- _WHAT IS ASKED_
Filter the records below down to lines containing "seçmemiştir".

════════

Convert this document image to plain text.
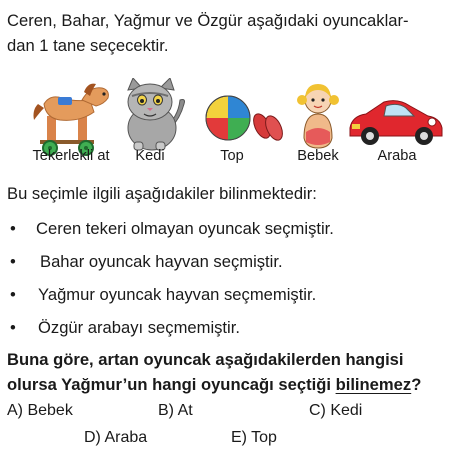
Ceren, Bahar, Yağmur ve Özgür aşağıdaki oyuncaklar-
dan 1 tane seçecektir.
Tekerlekli at	Kedi	Top	Bebek	Araba
Bu seçimle ilgili aşağıdakiler bilinmektedir:
• Ceren tekeri olmayan oyuncak seçmiştir.
• Bahar oyuncak hayvan seçmiştir.
• Yağmur oyuncak hayvan seçmemiştir.
• Özgür arabayı seçmemiştir.
Buna göre, artan oyuncak aşağıdakilerden hangisi
olursa Yağmur’un hangi oyuncağı seçtiği bilinemez?
A) Bebek	B) At	C) Kedi
D) Araba	E) Top
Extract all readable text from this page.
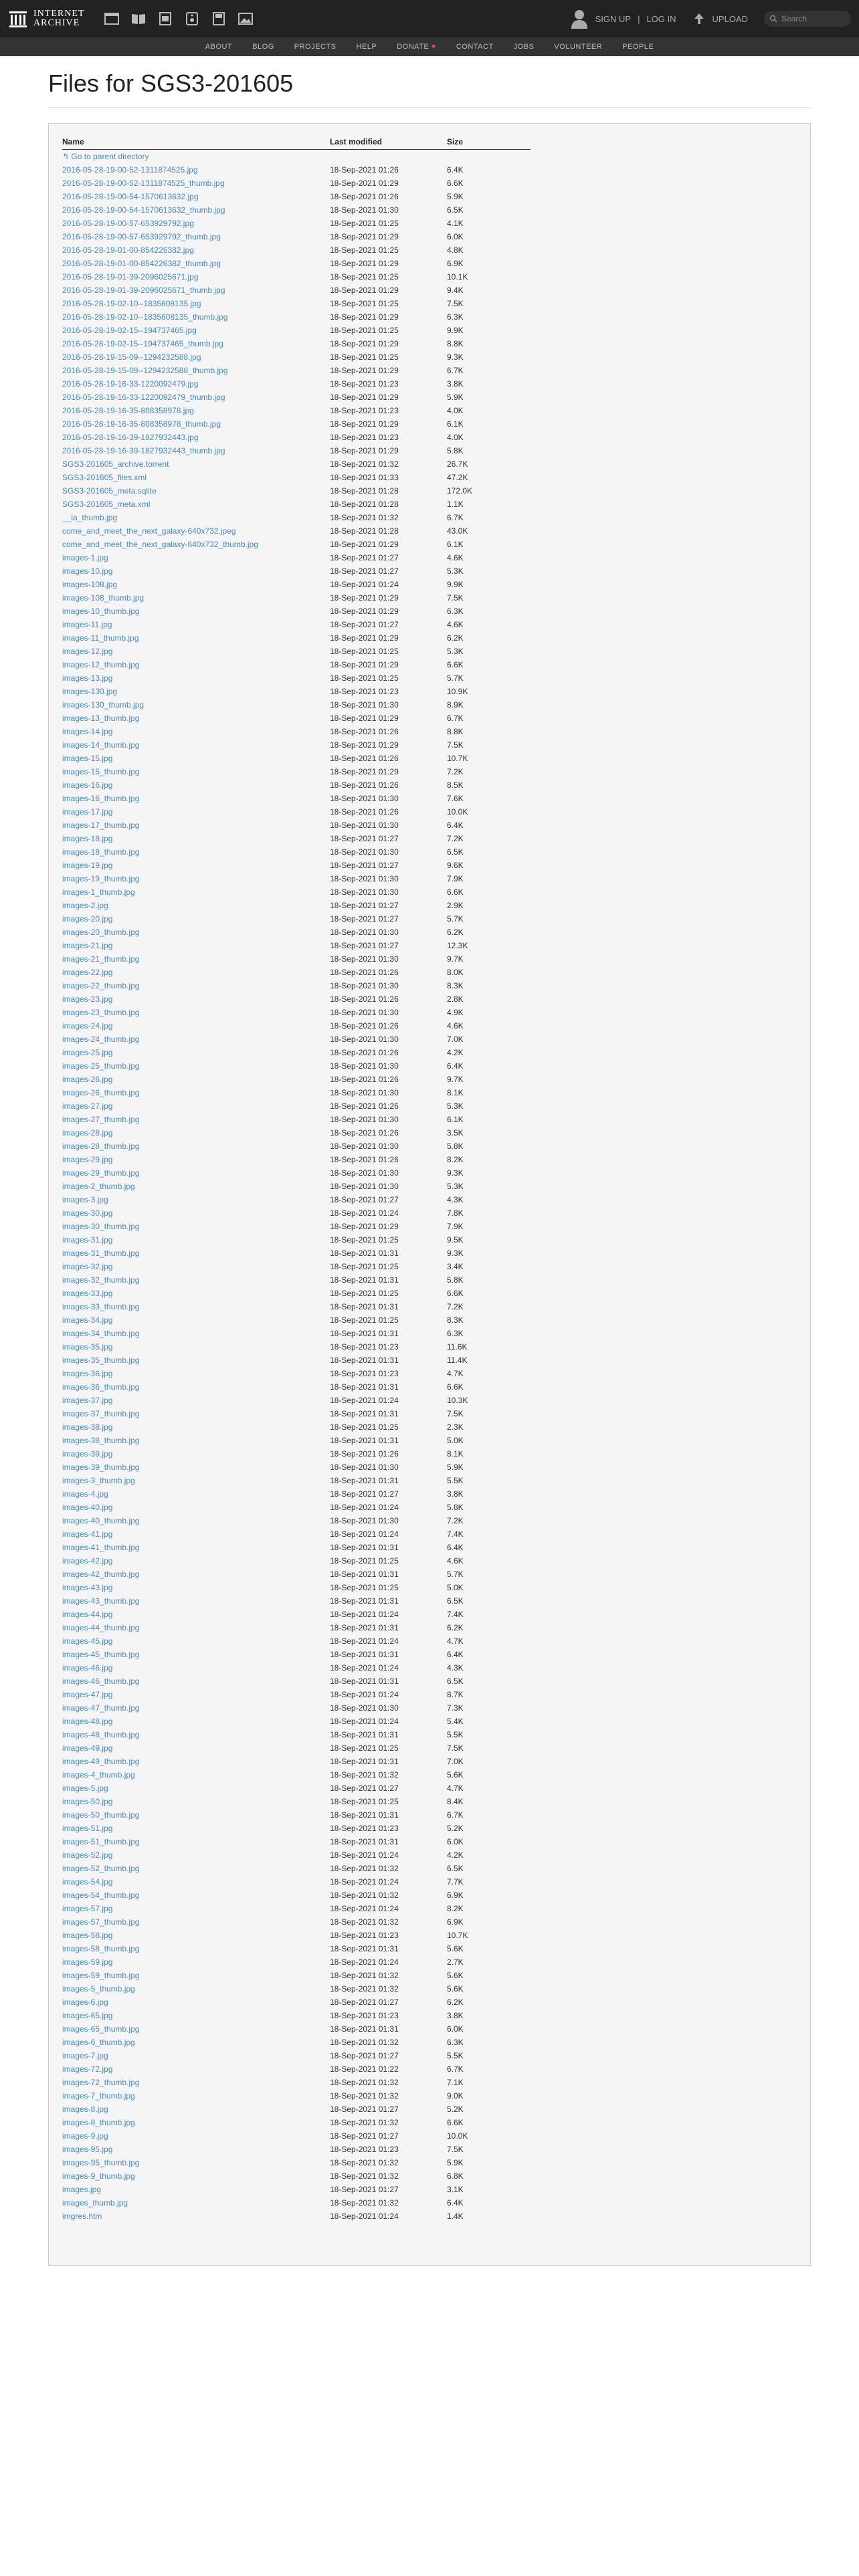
INTERNET
ARCHIVE	SIGN UP | LOG IN	UPLOAD	Search
ABOUT	BLOG	PROJECTS	HELP	DONATE ♥	CONTACT	JOBS	VOLUNTEER	PEOPLE
Files for SGS3-201605
Name	Last modified	Size
↰ Go to parent directory		
2016-05-28-19-00-52-1311874525.jpg	18-Sep-2021 01:26	6.4K
2016-05-28-19-00-52-1311874525_thumb.jpg	18-Sep-2021 01:29	6.6K
2016-05-28-19-00-54-1570613632.jpg	18-Sep-2021 01:26	5.9K
2016-05-28-19-00-54-1570613632_thumb.jpg	18-Sep-2021 01:30	6.5K
2016-05-28-19-00-57-653929792.jpg	18-Sep-2021 01:25	4.1K
2016-05-28-19-00-57-653929792_thumb.jpg	18-Sep-2021 01:29	6.0K
2016-05-28-19-01-00-854226382.jpg	18-Sep-2021 01:25	4.8K
2016-05-28-19-01-00-854226382_thumb.jpg	18-Sep-2021 01:29	6.9K
2016-05-28-19-01-39-2096025671.jpg	18-Sep-2021 01:25	10.1K
2016-05-28-19-01-39-2096025671_thumb.jpg	18-Sep-2021 01:29	9.4K
2016-05-28-19-02-10--1835608135.jpg	18-Sep-2021 01:25	7.5K
2016-05-28-19-02-10--1835608135_thumb.jpg	18-Sep-2021 01:29	6.3K
2016-05-28-19-02-15--194737465.jpg	18-Sep-2021 01:25	9.9K
2016-05-28-19-02-15--194737465_thumb.jpg	18-Sep-2021 01:29	8.8K
2016-05-28-19-15-09--1294232588.jpg	18-Sep-2021 01:25	9.3K
2016-05-28-19-15-09--1294232588_thumb.jpg	18-Sep-2021 01:29	6.7K
2016-05-28-19-16-33-1220092479.jpg	18-Sep-2021 01:23	3.8K
2016-05-28-19-16-33-1220092479_thumb.jpg	18-Sep-2021 01:29	5.9K
2016-05-28-19-16-35-808358978.jpg	18-Sep-2021 01:23	4.0K
2016-05-28-19-16-35-808358978_thumb.jpg	18-Sep-2021 01:29	6.1K
2016-05-28-19-16-39-1827932443.jpg	18-Sep-2021 01:23	4.0K
2016-05-28-19-16-39-1827932443_thumb.jpg	18-Sep-2021 01:29	5.8K
SGS3-201605_archive.torrent	18-Sep-2021 01:32	26.7K
SGS3-201605_files.xml	18-Sep-2021 01:33	47.2K
SGS3-201605_meta.sqlite	18-Sep-2021 01:28	172.0K
SGS3-201605_meta.xml	18-Sep-2021 01:28	1.1K
__ia_thumb.jpg	18-Sep-2021 01:32	6.7K
come_and_meet_the_next_galaxy-640x732.jpeg	18-Sep-2021 01:28	43.0K
come_and_meet_the_next_galaxy-640x732_thumb.jpg	18-Sep-2021 01:29	6.1K
images-1.jpg	18-Sep-2021 01:27	4.6K
images-10.jpg	18-Sep-2021 01:27	5.3K
images-108.jpg	18-Sep-2021 01:24	9.9K
images-108_thumb.jpg	18-Sep-2021 01:29	7.5K
images-10_thumb.jpg	18-Sep-2021 01:29	6.3K
images-11.jpg	18-Sep-2021 01:27	4.6K
images-11_thumb.jpg	18-Sep-2021 01:29	6.2K
images-12.jpg	18-Sep-2021 01:25	5.3K
images-12_thumb.jpg	18-Sep-2021 01:29	6.6K
images-13.jpg	18-Sep-2021 01:25	5.7K
images-130.jpg	18-Sep-2021 01:23	10.9K
images-130_thumb.jpg	18-Sep-2021 01:30	8.9K
images-13_thumb.jpg	18-Sep-2021 01:29	6.7K
images-14.jpg	18-Sep-2021 01:26	8.8K
images-14_thumb.jpg	18-Sep-2021 01:29	7.5K
images-15.jpg	18-Sep-2021 01:26	10.7K
images-15_thumb.jpg	18-Sep-2021 01:29	7.2K
images-16.jpg	18-Sep-2021 01:26	8.5K
images-16_thumb.jpg	18-Sep-2021 01:30	7.6K
images-17.jpg	18-Sep-2021 01:26	10.0K
images-17_thumb.jpg	18-Sep-2021 01:30	6.4K
images-18.jpg	18-Sep-2021 01:27	7.2K
images-18_thumb.jpg	18-Sep-2021 01:30	6.5K
images-19.jpg	18-Sep-2021 01:27	9.6K
images-19_thumb.jpg	18-Sep-2021 01:30	7.9K
images-1_thumb.jpg	18-Sep-2021 01:30	6.6K
images-2.jpg	18-Sep-2021 01:27	2.9K
images-20.jpg	18-Sep-2021 01:27	5.7K
images-20_thumb.jpg	18-Sep-2021 01:30	6.2K
images-21.jpg	18-Sep-2021 01:27	12.3K
images-21_thumb.jpg	18-Sep-2021 01:30	9.7K
images-22.jpg	18-Sep-2021 01:26	8.0K
images-22_thumb.jpg	18-Sep-2021 01:30	8.3K
images-23.jpg	18-Sep-2021 01:26	2.8K
images-23_thumb.jpg	18-Sep-2021 01:30	4.9K
images-24.jpg	18-Sep-2021 01:26	4.6K
images-24_thumb.jpg	18-Sep-2021 01:30	7.0K
images-25.jpg	18-Sep-2021 01:26	4.2K
images-25_thumb.jpg	18-Sep-2021 01:30	6.4K
images-26.jpg	18-Sep-2021 01:26	9.7K
images-26_thumb.jpg	18-Sep-2021 01:30	8.1K
images-27.jpg	18-Sep-2021 01:26	5.3K
images-27_thumb.jpg	18-Sep-2021 01:30	6.1K
images-28.jpg	18-Sep-2021 01:26	3.5K
images-28_thumb.jpg	18-Sep-2021 01:30	5.8K
images-29.jpg	18-Sep-2021 01:26	8.2K
images-29_thumb.jpg	18-Sep-2021 01:30	9.3K
images-2_thumb.jpg	18-Sep-2021 01:30	5.3K
images-3.jpg	18-Sep-2021 01:27	4.3K
images-30.jpg	18-Sep-2021 01:24	7.8K
images-30_thumb.jpg	18-Sep-2021 01:29	7.9K
images-31.jpg	18-Sep-2021 01:25	9.5K
images-31_thumb.jpg	18-Sep-2021 01:31	9.3K
images-32.jpg	18-Sep-2021 01:25	3.4K
images-32_thumb.jpg	18-Sep-2021 01:31	5.8K
images-33.jpg	18-Sep-2021 01:25	6.6K
images-33_thumb.jpg	18-Sep-2021 01:31	7.2K
images-34.jpg	18-Sep-2021 01:25	8.3K
images-34_thumb.jpg	18-Sep-2021 01:31	6.3K
images-35.jpg	18-Sep-2021 01:23	11.6K
images-35_thumb.jpg	18-Sep-2021 01:31	11.4K
images-36.jpg	18-Sep-2021 01:23	4.7K
images-36_thumb.jpg	18-Sep-2021 01:31	6.6K
images-37.jpg	18-Sep-2021 01:24	10.3K
images-37_thumb.jpg	18-Sep-2021 01:31	7.5K
images-38.jpg	18-Sep-2021 01:25	2.3K
images-38_thumb.jpg	18-Sep-2021 01:31	5.0K
images-39.jpg	18-Sep-2021 01:26	8.1K
images-39_thumb.jpg	18-Sep-2021 01:30	5.9K
images-3_thumb.jpg	18-Sep-2021 01:31	5.5K
images-4.jpg	18-Sep-2021 01:27	3.8K
images-40.jpg	18-Sep-2021 01:24	5.8K
images-40_thumb.jpg	18-Sep-2021 01:30	7.2K
images-41.jpg	18-Sep-2021 01:24	7.4K
images-41_thumb.jpg	18-Sep-2021 01:31	6.4K
images-42.jpg	18-Sep-2021 01:25	4.6K
images-42_thumb.jpg	18-Sep-2021 01:31	5.7K
images-43.jpg	18-Sep-2021 01:25	5.0K
images-43_thumb.jpg	18-Sep-2021 01:31	6.5K
images-44.jpg	18-Sep-2021 01:24	7.4K
images-44_thumb.jpg	18-Sep-2021 01:31	6.2K
images-45.jpg	18-Sep-2021 01:24	4.7K
images-45_thumb.jpg	18-Sep-2021 01:31	6.4K
images-46.jpg	18-Sep-2021 01:24	4.3K
images-46_thumb.jpg	18-Sep-2021 01:31	6.5K
images-47.jpg	18-Sep-2021 01:24	8.7K
images-47_thumb.jpg	18-Sep-2021 01:30	7.3K
images-48.jpg	18-Sep-2021 01:24	5.4K
images-48_thumb.jpg	18-Sep-2021 01:31	5.5K
images-49.jpg	18-Sep-2021 01:25	7.5K
images-49_thumb.jpg	18-Sep-2021 01:31	7.0K
images-4_thumb.jpg	18-Sep-2021 01:32	5.6K
images-5.jpg	18-Sep-2021 01:27	4.7K
images-50.jpg	18-Sep-2021 01:25	8.4K
images-50_thumb.jpg	18-Sep-2021 01:31	6.7K
images-51.jpg	18-Sep-2021 01:23	5.2K
images-51_thumb.jpg	18-Sep-2021 01:31	6.0K
images-52.jpg	18-Sep-2021 01:24	4.2K
images-52_thumb.jpg	18-Sep-2021 01:32	6.5K
images-54.jpg	18-Sep-2021 01:24	7.7K
images-54_thumb.jpg	18-Sep-2021 01:32	6.9K
images-57.jpg	18-Sep-2021 01:24	8.2K
images-57_thumb.jpg	18-Sep-2021 01:32	6.9K
images-58.jpg	18-Sep-2021 01:23	10.7K
images-58_thumb.jpg	18-Sep-2021 01:31	5.6K
images-59.jpg	18-Sep-2021 01:24	2.7K
images-59_thumb.jpg	18-Sep-2021 01:32	5.6K
images-5_thumb.jpg	18-Sep-2021 01:32	5.6K
images-6.jpg	18-Sep-2021 01:27	6.2K
images-65.jpg	18-Sep-2021 01:23	3.8K
images-65_thumb.jpg	18-Sep-2021 01:31	6.0K
images-6_thumb.jpg	18-Sep-2021 01:32	6.3K
images-7.jpg	18-Sep-2021 01:27	5.5K
images-72.jpg	18-Sep-2021 01:22	6.7K
images-72_thumb.jpg	18-Sep-2021 01:32	7.1K
images-7_thumb.jpg	18-Sep-2021 01:32	9.0K
images-8.jpg	18-Sep-2021 01:27	5.2K
images-8_thumb.jpg	18-Sep-2021 01:32	6.6K
images-9.jpg	18-Sep-2021 01:27	10.0K
images-95.jpg	18-Sep-2021 01:23	7.5K
images-95_thumb.jpg	18-Sep-2021 01:32	5.9K
images-9_thumb.jpg	18-Sep-2021 01:32	6.8K
images.jpg	18-Sep-2021 01:27	3.1K
images_thumb.jpg	18-Sep-2021 01:32	6.4K
imgres.htm	18-Sep-2021 01:24	1.4K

════════

- _EXERCISE RESULT_
• Yağmur oyuncak hayvan seçmemiştir.
• Özgür arabayı seçmemiştir.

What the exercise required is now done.